> Task goal:
Output the data exactly, with every line intact.

> Source records:
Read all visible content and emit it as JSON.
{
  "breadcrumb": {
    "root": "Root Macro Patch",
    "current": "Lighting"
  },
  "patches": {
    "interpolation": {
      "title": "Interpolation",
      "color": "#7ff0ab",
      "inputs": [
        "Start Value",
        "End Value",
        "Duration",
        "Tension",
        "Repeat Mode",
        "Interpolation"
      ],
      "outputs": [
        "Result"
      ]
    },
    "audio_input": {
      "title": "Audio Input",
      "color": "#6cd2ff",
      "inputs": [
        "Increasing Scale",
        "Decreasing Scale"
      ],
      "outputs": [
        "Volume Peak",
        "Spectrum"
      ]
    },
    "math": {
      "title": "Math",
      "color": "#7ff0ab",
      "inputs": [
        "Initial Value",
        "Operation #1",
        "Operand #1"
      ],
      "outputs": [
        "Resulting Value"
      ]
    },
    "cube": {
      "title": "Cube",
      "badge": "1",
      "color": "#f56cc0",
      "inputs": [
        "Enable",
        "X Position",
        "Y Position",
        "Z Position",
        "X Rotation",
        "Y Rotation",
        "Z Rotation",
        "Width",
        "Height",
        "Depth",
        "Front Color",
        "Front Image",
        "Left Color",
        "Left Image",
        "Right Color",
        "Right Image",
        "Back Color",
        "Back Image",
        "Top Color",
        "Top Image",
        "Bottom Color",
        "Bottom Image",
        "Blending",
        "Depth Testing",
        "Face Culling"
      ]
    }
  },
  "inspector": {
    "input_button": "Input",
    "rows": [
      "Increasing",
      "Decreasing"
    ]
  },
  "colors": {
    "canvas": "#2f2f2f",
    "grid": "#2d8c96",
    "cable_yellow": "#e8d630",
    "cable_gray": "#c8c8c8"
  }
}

> Response to the task:
Read all visible content and emit it as JSON.
{
  "breadcrumb": {
    "root": "Root Macro Patch",
    "current": "Lighting"
  },
  "patches": {
    "interpolation": {
      "title": "Interpolation",
      "color": "#7ff0ab",
      "inputs": [
        "Start Value",
        "End Value",
        "Duration",
        "Tension",
        "Repeat Mode",
        "Interpolation"
      ],
      "outputs": [
        "Result"
      ]
    },
    "audio_input": {
      "title": "Audio Input",
      "color": "#6cd2ff",
      "inputs": [
        "Increasing Scale",
        "Decreasing Scale"
      ],
      "outputs": [
        "Volume Peak",
        "Spectrum"
      ]
    },
    "math": {
      "title": "Math",
      "color": "#7ff0ab",
      "inputs": [
        "Initial Value",
        "Operation #1",
        "Operand #1"
      ],
      "outputs": [
        "Resulting Value"
      ]
    },
    "cube": {
      "title": "Cube",
      "badge": "1",
      "color": "#f56cc0",
      "inputs": [
        "Enable",
        "X Position",
        "Y Position",
        "Z Position",
        "X Rotation",
        "Y Rotation",
        "Z Rotation",
        "Width",
        "Height",
        "Depth",
        "Front Color",
        "Front Image",
        "Left Color",
        "Left Image",
        "Right Color",
        "Right Image",
        "Back Color",
        "Back Image",
        "Top Color",
        "Top Image",
        "Bottom Color",
        "Bottom Image",
        "Blending",
        "Depth Testing",
        "Face Culling"
      ]
    }
  },
  "inspector": {
    "input_button": "Input",
    "rows": [
      "Increasing",
      "Decreasing"
    ]
  },
  "colors": {
    "canvas": "#2f2f2f",
    "grid": "#2d8c96",
    "cable_yellow": "#e8d630",
    "cable_gray": "#c8c8c8"
  }
}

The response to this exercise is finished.